» WHAT IS REQUIRED: Everything in the data should be repeated exactly, save for the images.

» DATA PROVIDED:
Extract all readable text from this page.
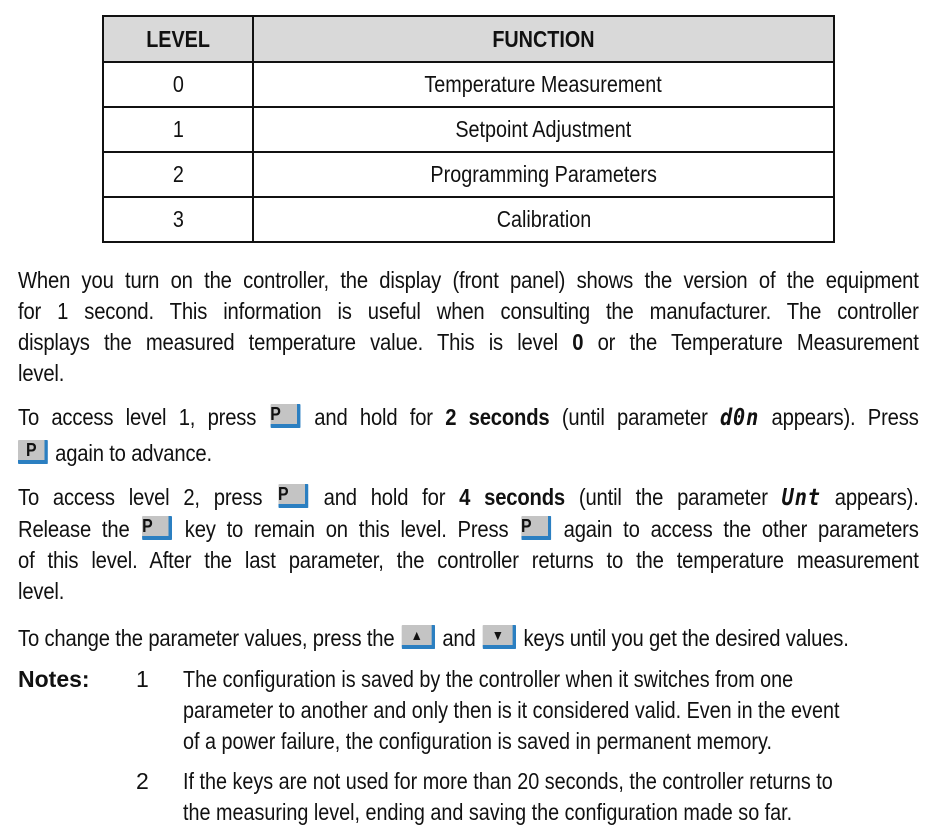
LEVEL	FUNCTION
0	Temperature Measurement
1	Setpoint Adjustment
2	Programming Parameters
3	Calibration
When you turn on the controller, the display (front panel) shows the version of the equipment
for 1 second. This information is useful when consulting the manufacturer. The controller
displays the measured temperature value. This is level 0 or the Temperature Measurement
level.
To access level 1, press P	and hold for 2 seconds (until parameter d0n appears). Press
P again to advance.
To access level 2, press P	and hold for 4 seconds (until the parameter Unt appears).
Release the P	key to remain on this level. Press P	again to access the other parameters
of this level. After the last parameter, the controller returns to the temperature measurement
level.
To change the parameter values, press the	▲ and	▼ keys until you get the desired values.
Notes: 1 The configuration is saved by the controller when it switches from one
parameter to another and only then is it considered valid. Even in the event
of a power failure, the configuration is saved in permanent memory.
2 If the keys are not used for more than 20 seconds, the controller returns to
the measuring level, ending and saving the configuration made so far.
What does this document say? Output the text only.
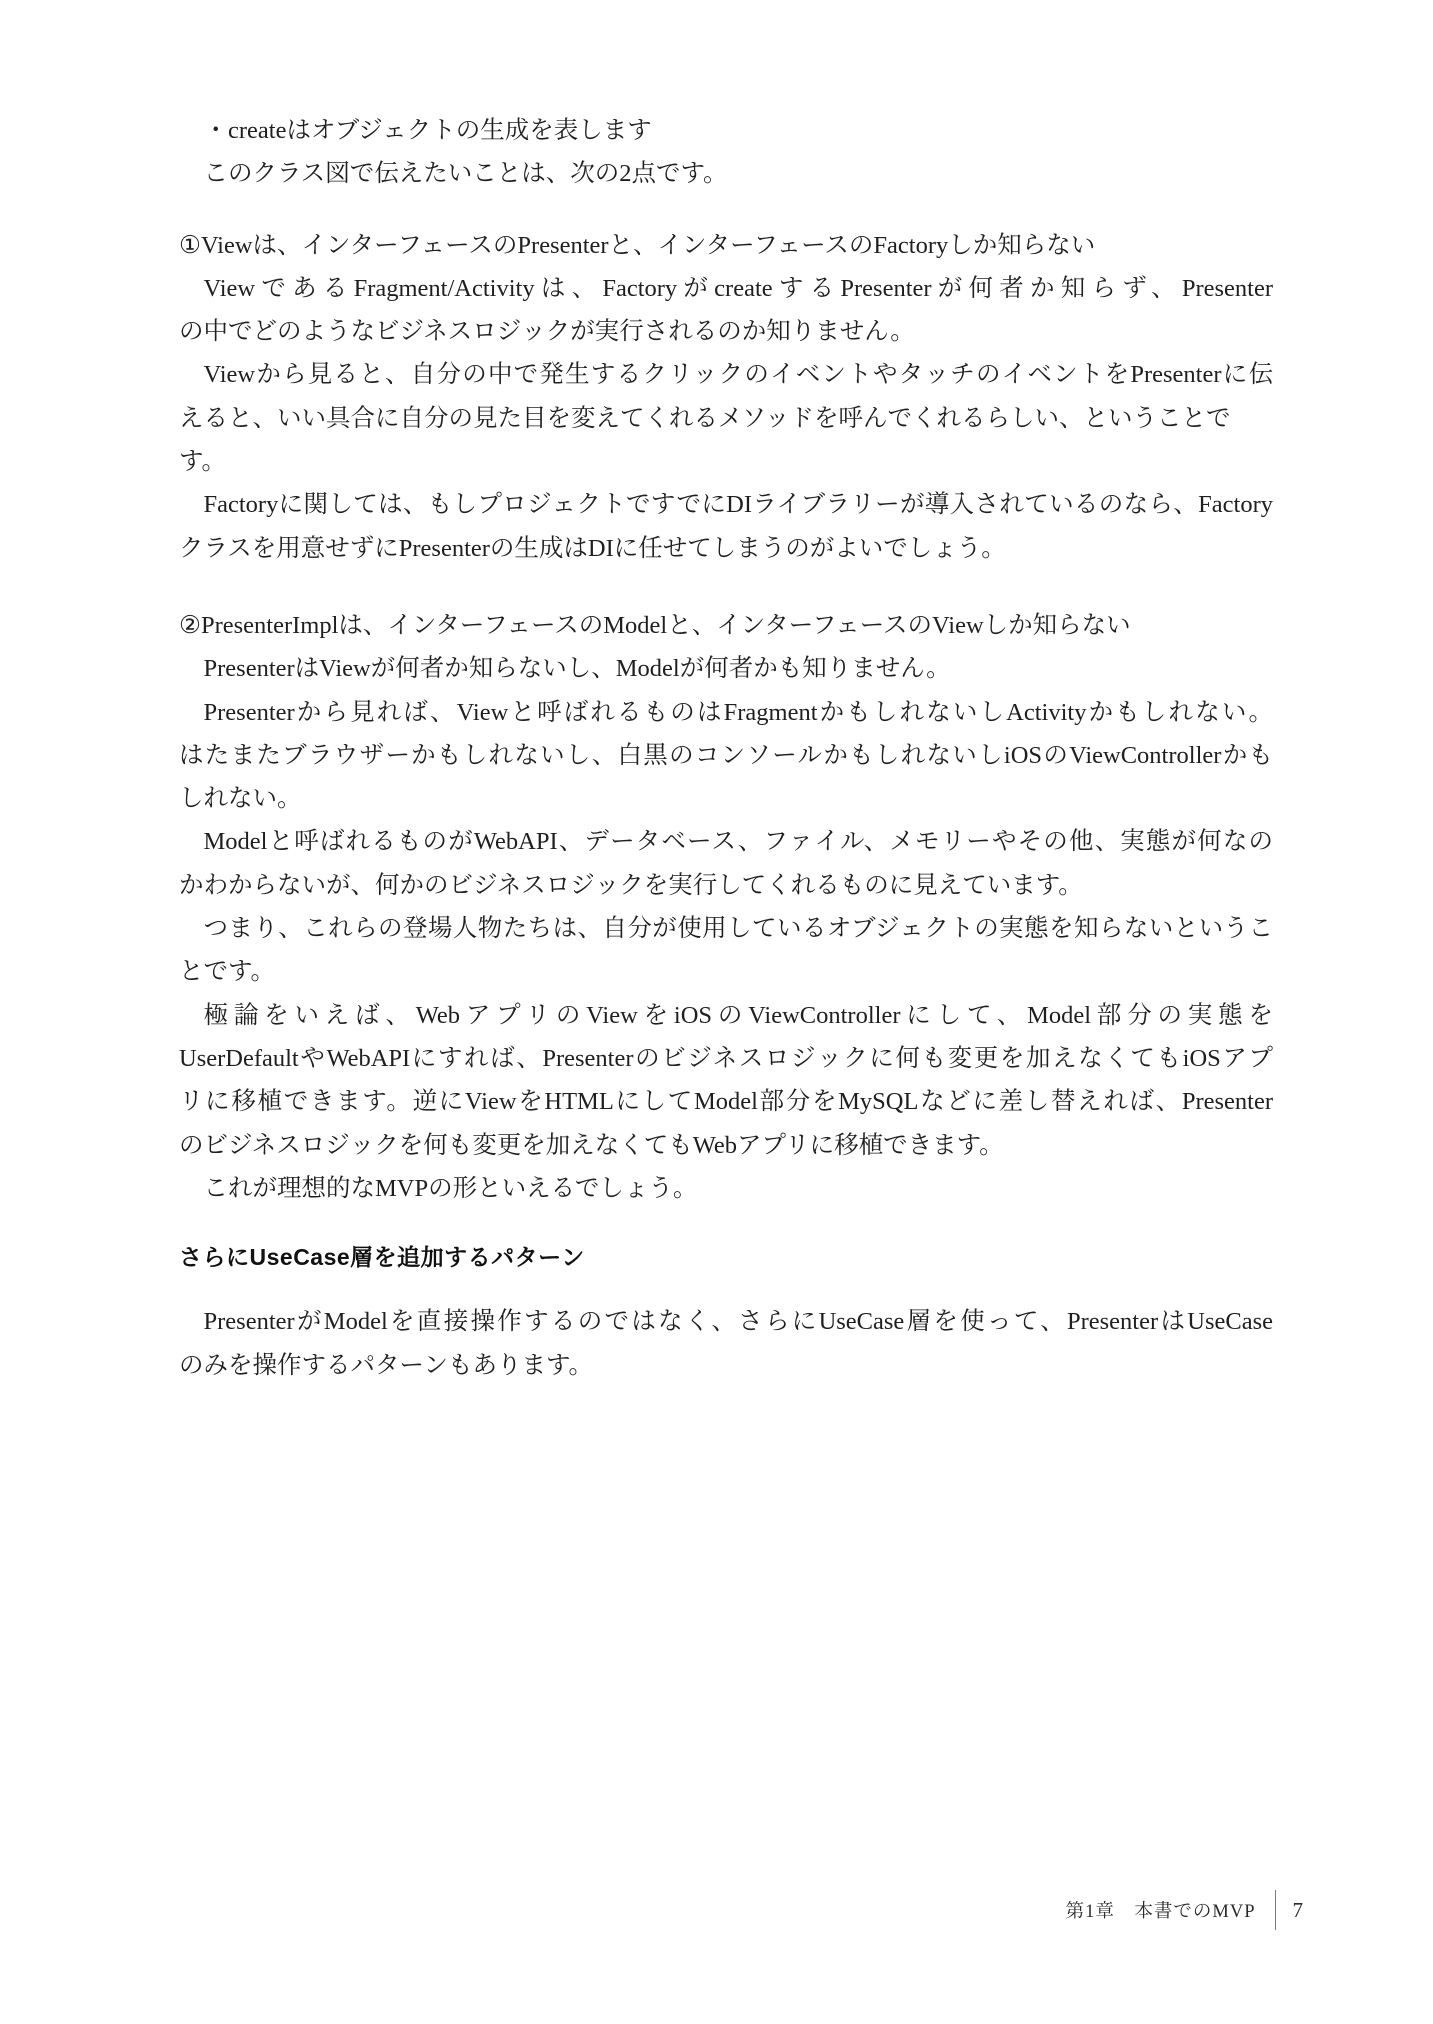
・createはオブジェクトの生成を表します
このクラス図で伝えたいことは、次の2点です。
①Viewは、インターフェースのPresenterと、インターフェースのFactoryしか知らない
ViewであるFragment/Activityは、FactoryがcreateするPresenterが何者か知らず、Presenter
の中でどのようなビジネスロジックが実行されるのか知りません。
Viewから見ると、自分の中で発生するクリックのイベントやタッチのイベントをPresenterに伝
えると、いい具合に自分の見た目を変えてくれるメソッドを呼んでくれるらしい、ということです。
Factoryに関しては、もしプロジェクトですでにDIライブラリーが導入されているのなら、Factory
クラスを用意せずにPresenterの生成はDIに任せてしまうのがよいでしょう。
②PresenterImplは、インターフェースのModelと、インターフェースのViewしか知らない
PresenterはViewが何者か知らないし、Modelが何者かも知りません。
Presenterから見れば、Viewと呼ばれるものはFragmentかもしれないしActivityかもしれない。
はたまたブラウザーかもしれないし、白黒のコンソールかもしれないしiOSのViewControllerかも
しれない。
Modelと呼ばれるものがWebAPI、データベース、ファイル、メモリーやその他、実態が何なの
かわからないが、何かのビジネスロジックを実行してくれるものに見えています。
つまり、これらの登場人物たちは、自分が使用しているオブジェクトの実態を知らないというこ
とです。
極論をいえば、WebアプリのViewをiOSのViewControllerにして、Model部分の実態を
UserDefaultやWebAPIにすれば、Presenterのビジネスロジックに何も変更を加えなくてもiOSアプ
リに移植できます。逆にViewをHTMLにしてModel部分をMySQLなどに差し替えれば、Presenter
のビジネスロジックを何も変更を加えなくてもWebアプリに移植できます。
これが理想的なMVPの形といえるでしょう。
さらにUseCase層を追加するパターン
PresenterがModelを直接操作するのではなく、さらにUseCase層を使って、PresenterはUseCase
のみを操作するパターンもあります。
第1章　本書でのMVP 7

» ANSWER TO THIS PROBLEM:
Extract all readable text from this page.
LEVEL	FUNCTION
0	Temperature Measurement
1	Setpoint Adjustment
2	Programming Parameters
3	Calibration
When you turn on the controller, the display (front panel) shows the version of the equipment
for 1 second. This information is useful when consulting the manufacturer. The controller
displays the measured temperature value. This is level 0 or the Temperature Measurement
level.
To access level 1, press P	and hold for 2 seconds (until parameter d0n appears). Press
P again to advance.
To access level 2, press P	and hold for 4 seconds (until the parameter Unt appears).
Release the P	key to remain on this level. Press P	again to access the other parameters
of this level. After the last parameter, the controller returns to the temperature measurement
level.
To change the parameter values, press the	▲ and	▼ keys until you get the desired values.
Notes: 1 The configuration is saved by the controller when it switches from one
parameter to another and only then is it considered valid. Even in the event
of a power failure, the configuration is saved in permanent memory.
2 If the keys are not used for more than 20 seconds, the controller returns to
the measuring level, ending and saving the configuration made so far.
What does this document say? Output the text only.
・createはオブジェクトの生成を表します
このクラス図で伝えたいことは、次の2点です。
①Viewは、インターフェースのPresenterと、インターフェースのFactoryしか知らない
ViewであるFragment/Activityは、FactoryがcreateするPresenterが何者か知らず、Presenter
の中でどのようなビジネスロジックが実行されるのか知りません。
Viewから見ると、自分の中で発生するクリックのイベントやタッチのイベントをPresenterに伝
えると、いい具合に自分の見た目を変えてくれるメソッドを呼んでくれるらしい、ということです。
Factoryに関しては、もしプロジェクトですでにDIライブラリーが導入されているのなら、Factory
クラスを用意せずにPresenterの生成はDIに任せてしまうのがよいでしょう。
②PresenterImplは、インターフェースのModelと、インターフェースのViewしか知らない
PresenterはViewが何者か知らないし、Modelが何者かも知りません。
Presenterから見れば、Viewと呼ばれるものはFragmentかもしれないしActivityかもしれない。
はたまたブラウザーかもしれないし、白黒のコンソールかもしれないしiOSのViewControllerかも
しれない。
Modelと呼ばれるものがWebAPI、データベース、ファイル、メモリーやその他、実態が何なの
かわからないが、何かのビジネスロジックを実行してくれるものに見えています。
つまり、これらの登場人物たちは、自分が使用しているオブジェクトの実態を知らないというこ
とです。
極論をいえば、WebアプリのViewをiOSのViewControllerにして、Model部分の実態を
UserDefaultやWebAPIにすれば、Presenterのビジネスロジックに何も変更を加えなくてもiOSアプ
リに移植できます。逆にViewをHTMLにしてModel部分をMySQLなどに差し替えれば、Presenter
のビジネスロジックを何も変更を加えなくてもWebアプリに移植できます。
これが理想的なMVPの形といえるでしょう。
さらにUseCase層を追加するパターン
PresenterがModelを直接操作するのではなく、さらにUseCase層を使って、PresenterはUseCase
のみを操作するパターンもあります。
第1章　本書でのMVP 7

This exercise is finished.